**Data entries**
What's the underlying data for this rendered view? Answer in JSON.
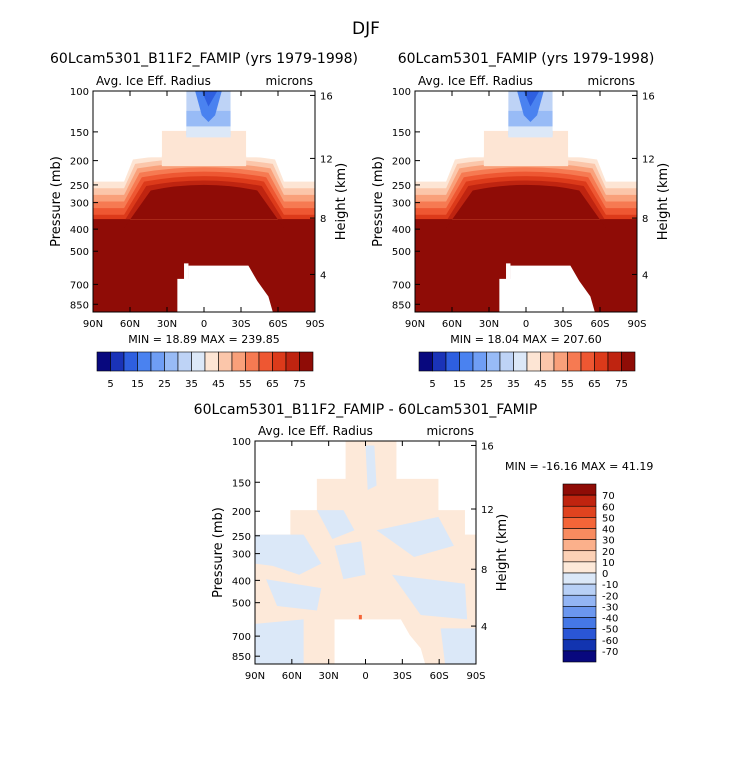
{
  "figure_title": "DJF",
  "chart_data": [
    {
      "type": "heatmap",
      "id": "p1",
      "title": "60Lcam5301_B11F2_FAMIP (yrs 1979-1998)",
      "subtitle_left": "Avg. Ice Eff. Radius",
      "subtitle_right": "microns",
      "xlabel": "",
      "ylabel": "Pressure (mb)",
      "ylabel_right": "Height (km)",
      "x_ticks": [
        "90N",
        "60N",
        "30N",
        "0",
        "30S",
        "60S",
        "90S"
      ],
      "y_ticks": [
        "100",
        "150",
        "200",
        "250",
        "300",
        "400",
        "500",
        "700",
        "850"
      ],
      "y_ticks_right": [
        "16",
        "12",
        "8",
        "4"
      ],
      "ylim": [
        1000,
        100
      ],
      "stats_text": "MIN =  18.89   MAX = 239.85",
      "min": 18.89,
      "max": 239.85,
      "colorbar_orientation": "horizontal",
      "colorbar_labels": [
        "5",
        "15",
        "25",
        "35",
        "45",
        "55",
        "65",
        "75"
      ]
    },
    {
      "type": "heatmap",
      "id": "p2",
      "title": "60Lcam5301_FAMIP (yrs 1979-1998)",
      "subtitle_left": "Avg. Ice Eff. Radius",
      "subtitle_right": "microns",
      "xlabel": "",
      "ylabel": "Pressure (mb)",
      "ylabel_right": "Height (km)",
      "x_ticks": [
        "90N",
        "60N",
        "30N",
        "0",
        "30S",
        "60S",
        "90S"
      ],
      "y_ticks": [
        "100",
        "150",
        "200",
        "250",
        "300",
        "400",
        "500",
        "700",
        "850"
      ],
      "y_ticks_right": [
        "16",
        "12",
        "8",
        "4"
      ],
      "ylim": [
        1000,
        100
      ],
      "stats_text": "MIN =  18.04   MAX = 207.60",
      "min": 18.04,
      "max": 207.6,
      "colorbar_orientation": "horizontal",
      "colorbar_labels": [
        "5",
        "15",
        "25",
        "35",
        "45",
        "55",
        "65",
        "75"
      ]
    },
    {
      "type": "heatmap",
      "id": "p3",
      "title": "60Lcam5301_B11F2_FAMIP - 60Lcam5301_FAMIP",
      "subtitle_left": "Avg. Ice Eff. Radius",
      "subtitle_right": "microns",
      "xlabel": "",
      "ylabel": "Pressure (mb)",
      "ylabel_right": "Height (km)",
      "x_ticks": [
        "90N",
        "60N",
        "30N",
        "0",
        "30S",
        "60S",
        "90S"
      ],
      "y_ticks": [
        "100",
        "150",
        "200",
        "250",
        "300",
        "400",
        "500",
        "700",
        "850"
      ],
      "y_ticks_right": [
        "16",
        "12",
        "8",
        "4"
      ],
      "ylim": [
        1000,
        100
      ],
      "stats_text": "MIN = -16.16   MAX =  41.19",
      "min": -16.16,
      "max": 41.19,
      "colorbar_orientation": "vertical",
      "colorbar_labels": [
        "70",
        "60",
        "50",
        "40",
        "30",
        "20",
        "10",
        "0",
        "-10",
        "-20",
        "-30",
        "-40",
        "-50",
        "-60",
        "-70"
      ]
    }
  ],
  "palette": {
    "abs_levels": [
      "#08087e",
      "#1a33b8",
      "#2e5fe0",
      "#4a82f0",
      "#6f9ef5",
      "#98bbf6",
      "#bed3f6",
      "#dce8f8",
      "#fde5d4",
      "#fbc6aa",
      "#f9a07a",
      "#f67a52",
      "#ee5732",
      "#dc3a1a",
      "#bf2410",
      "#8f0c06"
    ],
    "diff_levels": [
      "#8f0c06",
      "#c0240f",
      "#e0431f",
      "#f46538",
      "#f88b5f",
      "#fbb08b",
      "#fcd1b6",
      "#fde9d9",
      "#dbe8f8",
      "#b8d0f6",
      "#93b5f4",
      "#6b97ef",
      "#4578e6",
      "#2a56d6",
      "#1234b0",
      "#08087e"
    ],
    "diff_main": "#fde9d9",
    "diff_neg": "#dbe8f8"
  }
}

**WHAT YOU SHOULD DO**
Omit every picture, then repeat the remaining data exactly as it appears above.

**OUTPUT BELOW**
What's the underlying data for this rendered view? Answer in JSON.
{
  "figure_title": "DJF",
  "chart_data": [
    {
      "type": "heatmap",
      "id": "p1",
      "title": "60Lcam5301_B11F2_FAMIP (yrs 1979-1998)",
      "subtitle_left": "Avg. Ice Eff. Radius",
      "subtitle_right": "microns",
      "xlabel": "",
      "ylabel": "Pressure (mb)",
      "ylabel_right": "Height (km)",
      "x_ticks": [
        "90N",
        "60N",
        "30N",
        "0",
        "30S",
        "60S",
        "90S"
      ],
      "y_ticks": [
        "100",
        "150",
        "200",
        "250",
        "300",
        "400",
        "500",
        "700",
        "850"
      ],
      "y_ticks_right": [
        "16",
        "12",
        "8",
        "4"
      ],
      "ylim": [
        1000,
        100
      ],
      "stats_text": "MIN =  18.89   MAX = 239.85",
      "min": 18.89,
      "max": 239.85,
      "colorbar_orientation": "horizontal",
      "colorbar_labels": [
        "5",
        "15",
        "25",
        "35",
        "45",
        "55",
        "65",
        "75"
      ]
    },
    {
      "type": "heatmap",
      "id": "p2",
      "title": "60Lcam5301_FAMIP (yrs 1979-1998)",
      "subtitle_left": "Avg. Ice Eff. Radius",
      "subtitle_right": "microns",
      "xlabel": "",
      "ylabel": "Pressure (mb)",
      "ylabel_right": "Height (km)",
      "x_ticks": [
        "90N",
        "60N",
        "30N",
        "0",
        "30S",
        "60S",
        "90S"
      ],
      "y_ticks": [
        "100",
        "150",
        "200",
        "250",
        "300",
        "400",
        "500",
        "700",
        "850"
      ],
      "y_ticks_right": [
        "16",
        "12",
        "8",
        "4"
      ],
      "ylim": [
        1000,
        100
      ],
      "stats_text": "MIN =  18.04   MAX = 207.60",
      "min": 18.04,
      "max": 207.6,
      "colorbar_orientation": "horizontal",
      "colorbar_labels": [
        "5",
        "15",
        "25",
        "35",
        "45",
        "55",
        "65",
        "75"
      ]
    },
    {
      "type": "heatmap",
      "id": "p3",
      "title": "60Lcam5301_B11F2_FAMIP - 60Lcam5301_FAMIP",
      "subtitle_left": "Avg. Ice Eff. Radius",
      "subtitle_right": "microns",
      "xlabel": "",
      "ylabel": "Pressure (mb)",
      "ylabel_right": "Height (km)",
      "x_ticks": [
        "90N",
        "60N",
        "30N",
        "0",
        "30S",
        "60S",
        "90S"
      ],
      "y_ticks": [
        "100",
        "150",
        "200",
        "250",
        "300",
        "400",
        "500",
        "700",
        "850"
      ],
      "y_ticks_right": [
        "16",
        "12",
        "8",
        "4"
      ],
      "ylim": [
        1000,
        100
      ],
      "stats_text": "MIN = -16.16   MAX =  41.19",
      "min": -16.16,
      "max": 41.19,
      "colorbar_orientation": "vertical",
      "colorbar_labels": [
        "70",
        "60",
        "50",
        "40",
        "30",
        "20",
        "10",
        "0",
        "-10",
        "-20",
        "-30",
        "-40",
        "-50",
        "-60",
        "-70"
      ]
    }
  ],
  "palette": {
    "abs_levels": [
      "#08087e",
      "#1a33b8",
      "#2e5fe0",
      "#4a82f0",
      "#6f9ef5",
      "#98bbf6",
      "#bed3f6",
      "#dce8f8",
      "#fde5d4",
      "#fbc6aa",
      "#f9a07a",
      "#f67a52",
      "#ee5732",
      "#dc3a1a",
      "#bf2410",
      "#8f0c06"
    ],
    "diff_levels": [
      "#8f0c06",
      "#c0240f",
      "#e0431f",
      "#f46538",
      "#f88b5f",
      "#fbb08b",
      "#fcd1b6",
      "#fde9d9",
      "#dbe8f8",
      "#b8d0f6",
      "#93b5f4",
      "#6b97ef",
      "#4578e6",
      "#2a56d6",
      "#1234b0",
      "#08087e"
    ],
    "diff_main": "#fde9d9",
    "diff_neg": "#dbe8f8"
  }
}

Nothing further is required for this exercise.